[Some records]
----------

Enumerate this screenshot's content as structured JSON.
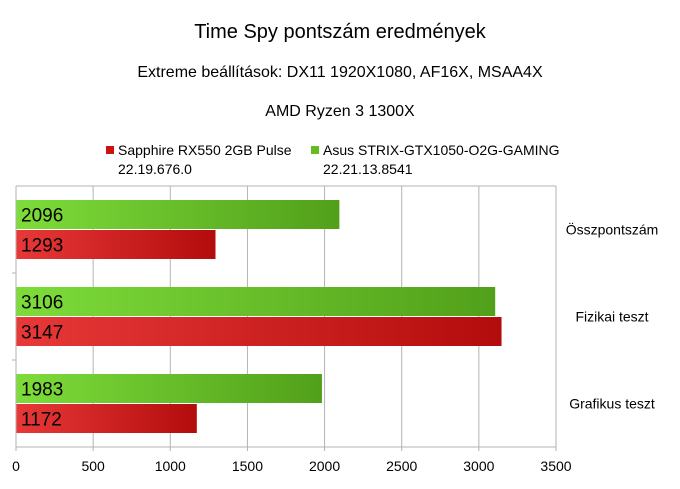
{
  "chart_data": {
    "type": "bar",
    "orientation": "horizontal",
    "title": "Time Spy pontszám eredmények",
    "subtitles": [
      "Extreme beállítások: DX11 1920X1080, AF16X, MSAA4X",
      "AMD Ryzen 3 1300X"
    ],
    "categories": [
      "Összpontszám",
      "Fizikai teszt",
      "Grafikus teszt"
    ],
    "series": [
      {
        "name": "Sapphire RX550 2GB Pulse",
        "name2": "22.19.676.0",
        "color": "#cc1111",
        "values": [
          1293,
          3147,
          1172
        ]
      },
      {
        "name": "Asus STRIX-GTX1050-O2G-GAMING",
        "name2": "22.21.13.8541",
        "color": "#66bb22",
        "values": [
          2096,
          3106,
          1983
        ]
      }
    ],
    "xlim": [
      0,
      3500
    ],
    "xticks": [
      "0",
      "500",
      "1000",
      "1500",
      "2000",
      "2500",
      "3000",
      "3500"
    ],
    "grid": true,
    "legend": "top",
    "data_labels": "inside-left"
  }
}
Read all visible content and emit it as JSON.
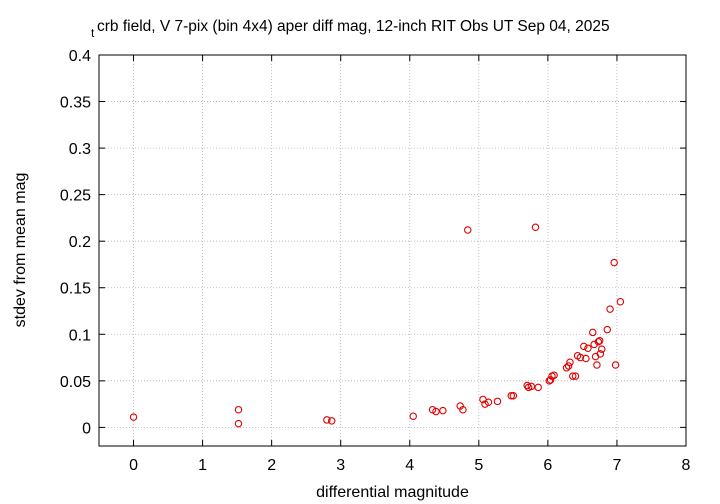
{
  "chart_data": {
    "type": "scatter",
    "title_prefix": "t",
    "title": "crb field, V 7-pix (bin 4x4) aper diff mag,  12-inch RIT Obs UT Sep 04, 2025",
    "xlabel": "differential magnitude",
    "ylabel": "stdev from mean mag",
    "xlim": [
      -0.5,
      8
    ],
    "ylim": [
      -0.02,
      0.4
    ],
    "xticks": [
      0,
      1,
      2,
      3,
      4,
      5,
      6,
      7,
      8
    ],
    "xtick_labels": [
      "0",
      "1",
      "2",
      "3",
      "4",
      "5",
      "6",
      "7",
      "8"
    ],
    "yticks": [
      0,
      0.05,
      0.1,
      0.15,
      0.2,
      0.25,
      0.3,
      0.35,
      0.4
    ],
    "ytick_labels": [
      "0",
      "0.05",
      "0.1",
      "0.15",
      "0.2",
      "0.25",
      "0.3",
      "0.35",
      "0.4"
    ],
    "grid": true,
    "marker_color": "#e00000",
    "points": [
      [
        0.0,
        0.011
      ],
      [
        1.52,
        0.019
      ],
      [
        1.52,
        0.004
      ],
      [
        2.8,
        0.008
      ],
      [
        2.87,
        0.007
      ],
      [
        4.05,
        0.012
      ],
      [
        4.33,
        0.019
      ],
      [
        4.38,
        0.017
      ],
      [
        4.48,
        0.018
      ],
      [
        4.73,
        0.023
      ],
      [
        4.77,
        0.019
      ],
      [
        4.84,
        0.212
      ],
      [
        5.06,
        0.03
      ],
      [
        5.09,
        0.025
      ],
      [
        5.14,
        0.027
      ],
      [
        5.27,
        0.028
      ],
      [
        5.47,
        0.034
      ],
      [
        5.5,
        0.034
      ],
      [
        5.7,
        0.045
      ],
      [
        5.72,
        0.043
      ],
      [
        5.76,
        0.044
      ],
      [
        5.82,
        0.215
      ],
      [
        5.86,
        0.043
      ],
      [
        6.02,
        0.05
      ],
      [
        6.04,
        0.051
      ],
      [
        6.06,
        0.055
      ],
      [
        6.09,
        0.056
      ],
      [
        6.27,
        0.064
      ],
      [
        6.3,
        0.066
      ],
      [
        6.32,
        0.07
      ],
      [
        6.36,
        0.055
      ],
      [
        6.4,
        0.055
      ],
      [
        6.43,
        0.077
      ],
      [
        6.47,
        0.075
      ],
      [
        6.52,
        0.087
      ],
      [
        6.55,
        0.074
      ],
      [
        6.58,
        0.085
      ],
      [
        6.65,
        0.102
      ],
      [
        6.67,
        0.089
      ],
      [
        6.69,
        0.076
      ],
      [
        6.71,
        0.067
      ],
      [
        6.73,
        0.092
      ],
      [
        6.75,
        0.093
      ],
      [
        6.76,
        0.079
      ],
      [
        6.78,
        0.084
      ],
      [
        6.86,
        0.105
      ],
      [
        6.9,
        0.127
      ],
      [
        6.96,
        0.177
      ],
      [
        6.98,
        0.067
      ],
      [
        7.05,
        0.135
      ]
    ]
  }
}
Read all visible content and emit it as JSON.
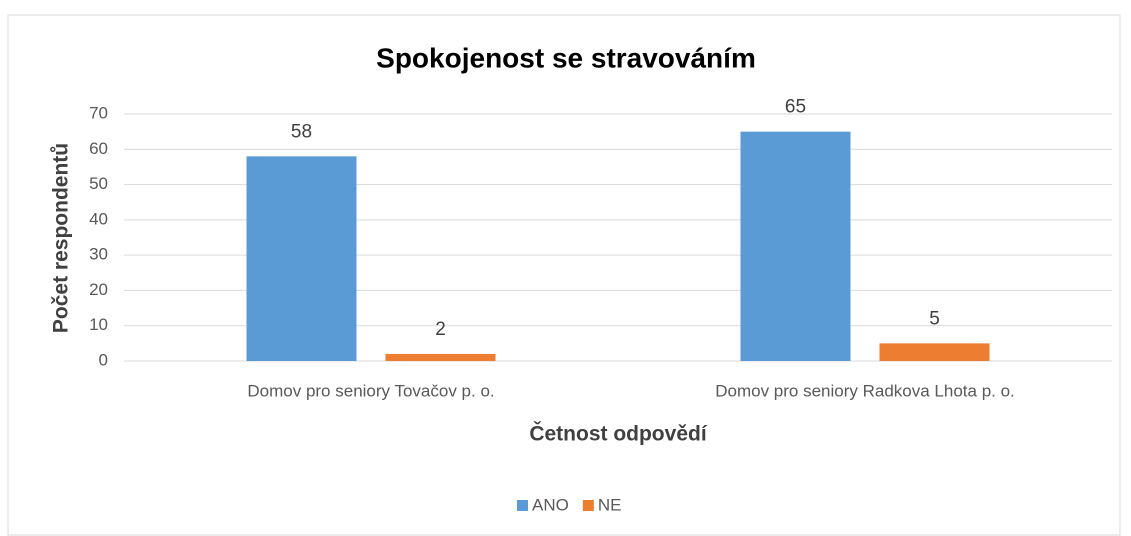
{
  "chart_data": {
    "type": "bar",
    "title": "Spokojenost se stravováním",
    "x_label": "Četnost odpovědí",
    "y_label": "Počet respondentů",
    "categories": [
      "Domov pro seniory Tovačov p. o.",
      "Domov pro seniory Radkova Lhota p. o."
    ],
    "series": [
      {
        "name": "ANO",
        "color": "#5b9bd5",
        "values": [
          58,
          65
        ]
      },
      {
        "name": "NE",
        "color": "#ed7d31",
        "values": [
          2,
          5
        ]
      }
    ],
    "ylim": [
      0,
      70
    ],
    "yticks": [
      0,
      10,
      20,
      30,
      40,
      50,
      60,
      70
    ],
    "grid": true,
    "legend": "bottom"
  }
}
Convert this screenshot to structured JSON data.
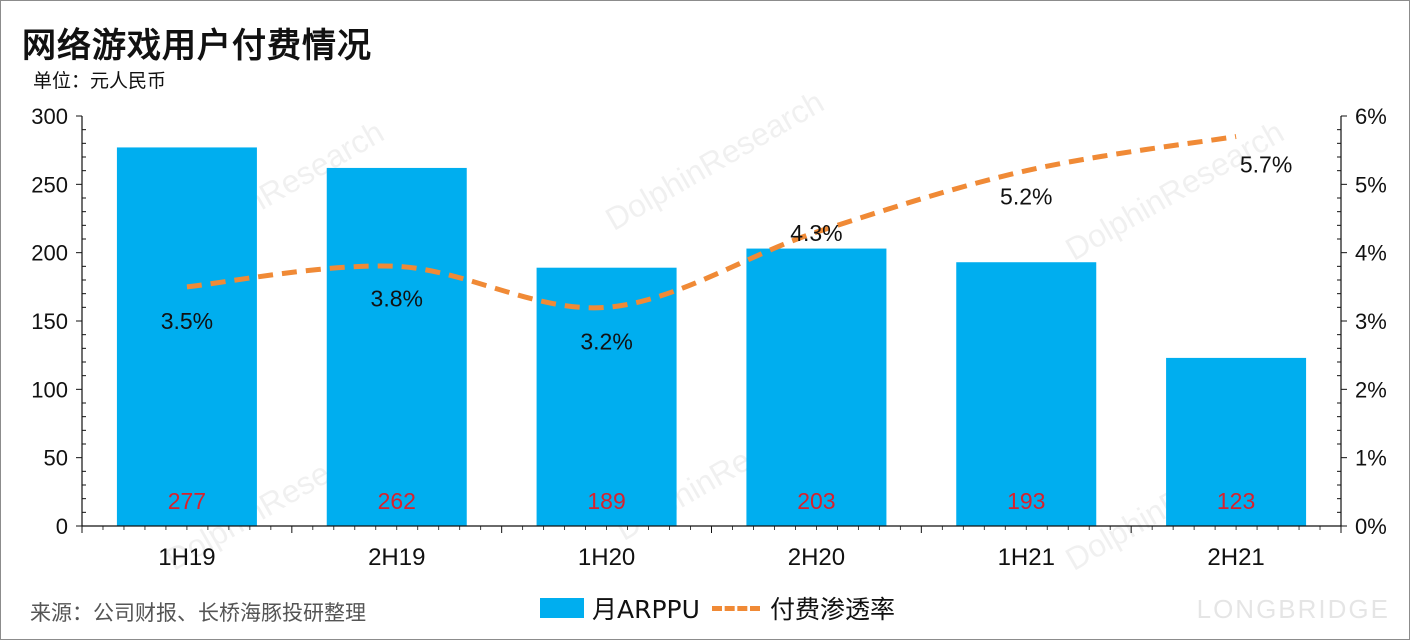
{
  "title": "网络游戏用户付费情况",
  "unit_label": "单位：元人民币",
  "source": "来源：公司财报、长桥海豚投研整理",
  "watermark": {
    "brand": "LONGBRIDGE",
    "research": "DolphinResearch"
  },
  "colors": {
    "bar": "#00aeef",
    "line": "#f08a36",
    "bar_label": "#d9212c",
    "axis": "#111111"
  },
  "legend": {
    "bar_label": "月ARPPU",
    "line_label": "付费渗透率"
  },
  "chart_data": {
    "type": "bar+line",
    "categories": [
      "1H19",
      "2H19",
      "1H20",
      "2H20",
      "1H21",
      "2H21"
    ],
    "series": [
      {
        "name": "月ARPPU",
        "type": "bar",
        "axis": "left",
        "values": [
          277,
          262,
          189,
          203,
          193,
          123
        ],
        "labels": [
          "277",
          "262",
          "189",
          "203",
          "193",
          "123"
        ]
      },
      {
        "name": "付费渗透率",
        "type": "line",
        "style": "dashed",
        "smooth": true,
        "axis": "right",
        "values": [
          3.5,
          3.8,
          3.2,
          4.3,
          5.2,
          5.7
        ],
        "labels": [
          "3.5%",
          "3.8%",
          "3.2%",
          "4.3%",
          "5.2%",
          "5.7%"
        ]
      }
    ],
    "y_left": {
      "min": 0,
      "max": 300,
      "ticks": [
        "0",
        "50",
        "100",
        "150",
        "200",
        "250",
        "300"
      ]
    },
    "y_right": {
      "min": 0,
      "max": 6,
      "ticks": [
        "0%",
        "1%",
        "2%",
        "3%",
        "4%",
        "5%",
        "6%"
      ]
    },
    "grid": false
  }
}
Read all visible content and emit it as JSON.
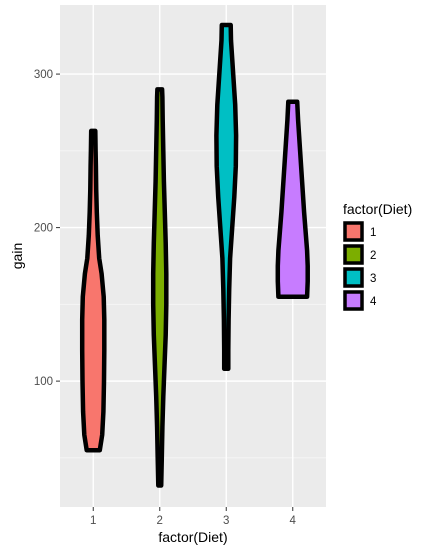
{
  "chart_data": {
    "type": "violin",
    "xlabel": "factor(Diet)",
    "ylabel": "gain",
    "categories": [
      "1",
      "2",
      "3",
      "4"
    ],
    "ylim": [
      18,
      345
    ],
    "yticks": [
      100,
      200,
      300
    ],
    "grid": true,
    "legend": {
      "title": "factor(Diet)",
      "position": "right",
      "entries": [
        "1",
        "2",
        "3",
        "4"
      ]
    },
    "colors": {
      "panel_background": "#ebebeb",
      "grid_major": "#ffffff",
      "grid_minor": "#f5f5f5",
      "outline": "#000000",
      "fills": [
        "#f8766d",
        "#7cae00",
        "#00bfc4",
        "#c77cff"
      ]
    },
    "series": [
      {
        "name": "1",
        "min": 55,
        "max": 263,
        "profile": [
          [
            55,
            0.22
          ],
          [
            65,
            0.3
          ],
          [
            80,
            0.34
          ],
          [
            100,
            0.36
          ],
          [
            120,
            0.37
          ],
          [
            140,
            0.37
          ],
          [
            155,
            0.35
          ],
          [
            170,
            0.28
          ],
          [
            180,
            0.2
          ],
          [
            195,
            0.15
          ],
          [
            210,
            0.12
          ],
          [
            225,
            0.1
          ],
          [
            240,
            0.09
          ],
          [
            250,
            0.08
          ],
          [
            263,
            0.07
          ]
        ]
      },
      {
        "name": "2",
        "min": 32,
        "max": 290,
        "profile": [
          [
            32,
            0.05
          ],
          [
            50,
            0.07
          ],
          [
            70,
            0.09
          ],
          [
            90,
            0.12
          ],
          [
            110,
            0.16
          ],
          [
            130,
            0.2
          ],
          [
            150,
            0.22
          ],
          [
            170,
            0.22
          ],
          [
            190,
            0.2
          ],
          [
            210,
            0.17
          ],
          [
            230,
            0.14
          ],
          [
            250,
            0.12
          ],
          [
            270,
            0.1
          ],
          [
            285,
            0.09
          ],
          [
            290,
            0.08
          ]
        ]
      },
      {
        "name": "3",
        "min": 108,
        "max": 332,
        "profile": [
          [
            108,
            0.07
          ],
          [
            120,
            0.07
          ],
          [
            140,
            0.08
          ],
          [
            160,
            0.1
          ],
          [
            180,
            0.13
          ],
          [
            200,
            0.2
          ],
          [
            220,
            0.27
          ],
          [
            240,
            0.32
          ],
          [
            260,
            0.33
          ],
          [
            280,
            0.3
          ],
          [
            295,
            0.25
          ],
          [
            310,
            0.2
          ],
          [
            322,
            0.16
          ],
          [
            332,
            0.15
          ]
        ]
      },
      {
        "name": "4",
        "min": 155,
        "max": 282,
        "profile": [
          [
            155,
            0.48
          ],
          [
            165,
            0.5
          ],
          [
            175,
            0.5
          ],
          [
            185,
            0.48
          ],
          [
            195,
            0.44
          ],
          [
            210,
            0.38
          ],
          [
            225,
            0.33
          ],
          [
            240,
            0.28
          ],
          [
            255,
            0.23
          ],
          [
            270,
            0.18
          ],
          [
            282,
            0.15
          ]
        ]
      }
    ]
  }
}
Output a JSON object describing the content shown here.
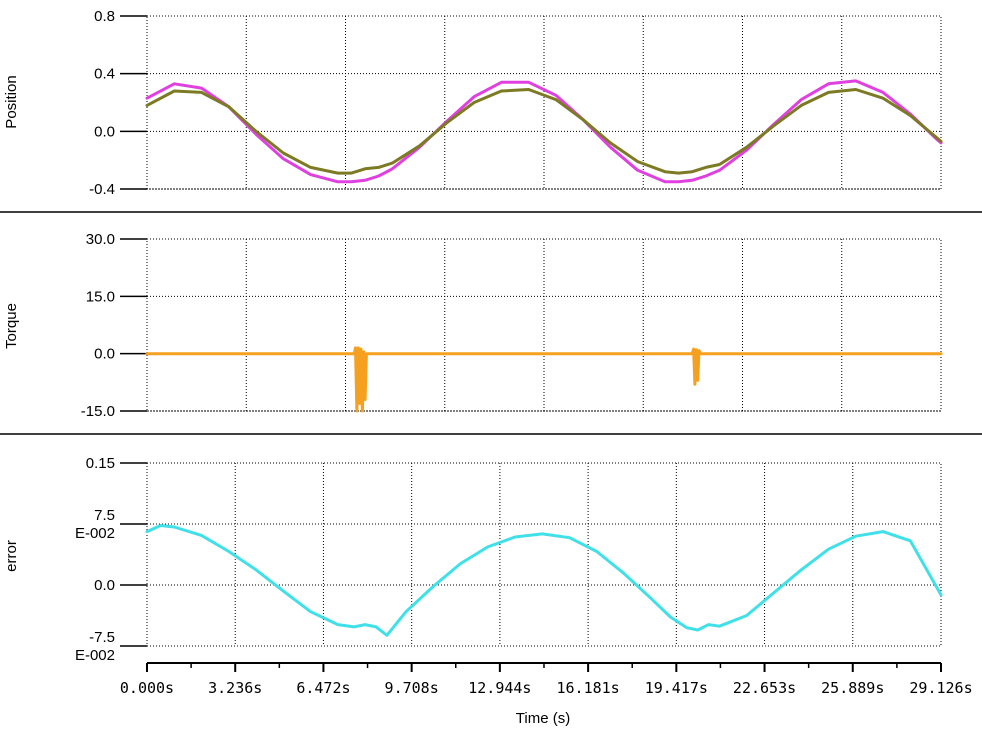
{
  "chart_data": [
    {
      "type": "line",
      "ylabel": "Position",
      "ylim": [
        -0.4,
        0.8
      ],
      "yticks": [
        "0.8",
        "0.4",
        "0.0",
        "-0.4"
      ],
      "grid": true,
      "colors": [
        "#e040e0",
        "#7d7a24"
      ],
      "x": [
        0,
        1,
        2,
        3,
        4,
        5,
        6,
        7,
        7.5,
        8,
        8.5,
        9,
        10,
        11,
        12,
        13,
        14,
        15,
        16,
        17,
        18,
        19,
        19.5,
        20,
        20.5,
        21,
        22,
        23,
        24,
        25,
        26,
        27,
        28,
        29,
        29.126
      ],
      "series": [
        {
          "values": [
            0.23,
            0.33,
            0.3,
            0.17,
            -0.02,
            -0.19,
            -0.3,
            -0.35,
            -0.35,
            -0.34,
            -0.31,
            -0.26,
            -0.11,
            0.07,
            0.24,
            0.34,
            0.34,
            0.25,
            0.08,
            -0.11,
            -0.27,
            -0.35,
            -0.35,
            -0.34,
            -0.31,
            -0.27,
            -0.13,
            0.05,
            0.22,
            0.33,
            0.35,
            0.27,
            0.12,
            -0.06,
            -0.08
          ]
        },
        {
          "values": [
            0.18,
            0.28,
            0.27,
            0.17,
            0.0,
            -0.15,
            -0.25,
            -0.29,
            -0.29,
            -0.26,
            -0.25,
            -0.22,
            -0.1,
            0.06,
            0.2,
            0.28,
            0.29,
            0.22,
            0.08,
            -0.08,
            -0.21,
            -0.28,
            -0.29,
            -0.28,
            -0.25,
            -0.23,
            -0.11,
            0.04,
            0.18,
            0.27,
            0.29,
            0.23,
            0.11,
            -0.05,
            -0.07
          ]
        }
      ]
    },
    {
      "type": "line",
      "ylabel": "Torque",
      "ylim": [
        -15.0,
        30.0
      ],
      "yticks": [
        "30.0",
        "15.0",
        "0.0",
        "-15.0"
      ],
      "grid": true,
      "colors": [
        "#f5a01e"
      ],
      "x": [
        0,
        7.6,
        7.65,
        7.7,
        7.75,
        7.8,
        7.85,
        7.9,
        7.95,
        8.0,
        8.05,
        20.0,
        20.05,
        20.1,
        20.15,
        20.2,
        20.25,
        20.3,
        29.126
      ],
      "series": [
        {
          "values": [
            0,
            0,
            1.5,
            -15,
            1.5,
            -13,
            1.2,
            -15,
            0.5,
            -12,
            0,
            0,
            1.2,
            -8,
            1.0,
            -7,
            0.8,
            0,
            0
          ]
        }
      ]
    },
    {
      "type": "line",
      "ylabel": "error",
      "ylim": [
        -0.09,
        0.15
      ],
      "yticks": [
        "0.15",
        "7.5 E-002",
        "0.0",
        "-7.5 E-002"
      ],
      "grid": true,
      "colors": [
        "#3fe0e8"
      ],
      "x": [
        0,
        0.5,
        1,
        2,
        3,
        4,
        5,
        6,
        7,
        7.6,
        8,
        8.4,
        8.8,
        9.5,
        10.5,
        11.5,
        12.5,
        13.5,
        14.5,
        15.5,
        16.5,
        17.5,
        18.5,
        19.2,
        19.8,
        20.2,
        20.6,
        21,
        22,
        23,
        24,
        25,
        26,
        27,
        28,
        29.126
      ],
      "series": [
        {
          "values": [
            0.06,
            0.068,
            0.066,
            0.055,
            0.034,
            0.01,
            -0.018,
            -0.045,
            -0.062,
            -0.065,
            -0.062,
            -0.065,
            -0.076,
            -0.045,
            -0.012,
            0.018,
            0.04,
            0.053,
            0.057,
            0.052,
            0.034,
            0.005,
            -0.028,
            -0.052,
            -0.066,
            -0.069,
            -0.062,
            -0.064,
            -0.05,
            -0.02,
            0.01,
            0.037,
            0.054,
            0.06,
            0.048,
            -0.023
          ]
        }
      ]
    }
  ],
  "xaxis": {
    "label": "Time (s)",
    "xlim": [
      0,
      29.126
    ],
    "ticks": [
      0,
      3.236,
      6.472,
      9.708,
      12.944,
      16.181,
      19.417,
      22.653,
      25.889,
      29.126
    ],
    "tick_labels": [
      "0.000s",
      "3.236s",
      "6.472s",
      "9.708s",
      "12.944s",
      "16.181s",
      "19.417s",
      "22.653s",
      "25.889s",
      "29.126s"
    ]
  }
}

----------

**THE EXERCISE:** Go through the data and gather every line that holds "screenshot".

**TASK ANSWER:**
Enumerate this screenshot's content as structured JSON.
Convert this screenshot to structured JSON data.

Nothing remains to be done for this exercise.